[[ Extracted material open ]]
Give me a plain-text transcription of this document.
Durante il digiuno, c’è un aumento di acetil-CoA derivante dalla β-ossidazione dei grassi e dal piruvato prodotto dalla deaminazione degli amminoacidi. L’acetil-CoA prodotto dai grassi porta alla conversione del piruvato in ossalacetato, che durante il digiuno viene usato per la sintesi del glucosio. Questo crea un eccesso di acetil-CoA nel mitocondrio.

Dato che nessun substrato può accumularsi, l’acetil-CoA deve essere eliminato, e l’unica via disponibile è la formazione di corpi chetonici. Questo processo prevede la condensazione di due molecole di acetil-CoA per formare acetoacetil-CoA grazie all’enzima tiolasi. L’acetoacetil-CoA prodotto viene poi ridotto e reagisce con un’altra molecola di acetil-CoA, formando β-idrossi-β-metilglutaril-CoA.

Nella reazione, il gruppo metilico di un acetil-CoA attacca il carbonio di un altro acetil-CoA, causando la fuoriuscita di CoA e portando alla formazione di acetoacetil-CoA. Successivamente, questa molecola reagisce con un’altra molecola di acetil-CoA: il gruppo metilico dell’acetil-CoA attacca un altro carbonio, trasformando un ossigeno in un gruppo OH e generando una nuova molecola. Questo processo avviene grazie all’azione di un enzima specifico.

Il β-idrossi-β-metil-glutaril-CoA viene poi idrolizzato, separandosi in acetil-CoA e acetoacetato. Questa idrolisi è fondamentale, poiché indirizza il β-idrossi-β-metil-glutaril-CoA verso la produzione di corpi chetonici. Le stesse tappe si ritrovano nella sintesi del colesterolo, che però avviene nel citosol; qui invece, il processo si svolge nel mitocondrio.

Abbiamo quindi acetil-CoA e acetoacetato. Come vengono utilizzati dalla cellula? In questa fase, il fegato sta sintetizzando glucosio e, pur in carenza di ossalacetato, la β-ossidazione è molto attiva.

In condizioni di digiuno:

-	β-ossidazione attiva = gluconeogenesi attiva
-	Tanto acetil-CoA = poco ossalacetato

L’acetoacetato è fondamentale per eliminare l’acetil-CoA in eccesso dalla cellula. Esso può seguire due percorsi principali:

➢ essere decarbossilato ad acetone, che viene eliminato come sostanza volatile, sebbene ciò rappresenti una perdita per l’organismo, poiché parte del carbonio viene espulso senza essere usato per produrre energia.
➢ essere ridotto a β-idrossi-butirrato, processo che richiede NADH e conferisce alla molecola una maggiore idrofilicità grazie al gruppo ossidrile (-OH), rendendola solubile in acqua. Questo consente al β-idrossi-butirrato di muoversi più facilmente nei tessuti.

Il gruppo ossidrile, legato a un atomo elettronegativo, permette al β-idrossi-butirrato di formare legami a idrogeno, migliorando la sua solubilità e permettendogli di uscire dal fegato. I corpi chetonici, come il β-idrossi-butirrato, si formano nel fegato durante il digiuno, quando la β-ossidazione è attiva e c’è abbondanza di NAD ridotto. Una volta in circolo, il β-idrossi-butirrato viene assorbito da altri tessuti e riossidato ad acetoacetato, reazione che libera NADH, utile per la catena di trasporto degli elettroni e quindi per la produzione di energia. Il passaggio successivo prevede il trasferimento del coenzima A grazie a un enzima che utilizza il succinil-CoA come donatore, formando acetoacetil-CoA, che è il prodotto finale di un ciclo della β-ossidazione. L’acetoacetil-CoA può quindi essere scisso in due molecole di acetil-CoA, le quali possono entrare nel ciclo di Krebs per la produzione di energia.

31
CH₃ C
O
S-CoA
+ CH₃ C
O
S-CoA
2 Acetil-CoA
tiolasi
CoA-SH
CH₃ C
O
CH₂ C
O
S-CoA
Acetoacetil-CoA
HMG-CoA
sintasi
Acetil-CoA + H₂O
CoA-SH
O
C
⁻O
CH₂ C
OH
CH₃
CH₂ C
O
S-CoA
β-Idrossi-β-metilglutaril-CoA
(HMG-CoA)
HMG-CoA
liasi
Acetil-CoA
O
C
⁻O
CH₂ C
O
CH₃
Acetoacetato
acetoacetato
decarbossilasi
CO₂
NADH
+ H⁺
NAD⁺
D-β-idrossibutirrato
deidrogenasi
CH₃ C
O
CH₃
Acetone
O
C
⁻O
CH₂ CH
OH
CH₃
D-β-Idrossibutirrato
[[ Extracted material closed ]]
Problem. Extract all lines from the data in which "formare" is found.

Answer to the exercise.
Dato che nessun substrato può accumularsi, l’acetil-CoA deve essere eliminato, e l’unica via disponibile è la formazione di corpi chetonici. Questo processo prevede la condensazione di due molecole di acetil-CoA per formare acetoacetil-CoA grazie all’enzima tiolasi. L’acetoacetil-CoA prodotto viene poi ridotto e reagisce con un’altra molecola di acetil-CoA, formando β-idrossi-β-metilglutaril-CoA.
Il gruppo ossidrile, legato a un atomo elettronegativo, permette al β-idrossi-butirrato di formare legami a idrogeno, migliorando la sua solubilità e permettendogli di uscire dal fegato. I corpi chetonici, come il β-idrossi-butirrato, si formano nel fegato durante il digiuno, quando la β-ossidazione è attiva e c’è abbondanza di NAD ridotto. Una volta in circolo, il β-idrossi-butirrato viene assorbito da altri tessuti e riossidato ad acetoacetato, reazione che libera NADH, utile per la catena di trasporto degli elettroni e quindi per la produzione di energia. Il passaggio successivo prevede il trasferimento del coenzima A grazie a un enzima che utilizza il succinil-CoA come donatore, formando acetoacetil-CoA, che è il prodotto finale di un ciclo della β-ossidazione. L’acetoacetil-CoA può quindi essere scisso in due molecole di acetil-CoA, le quali possono entrare nel ciclo di Krebs per la produzione di energia.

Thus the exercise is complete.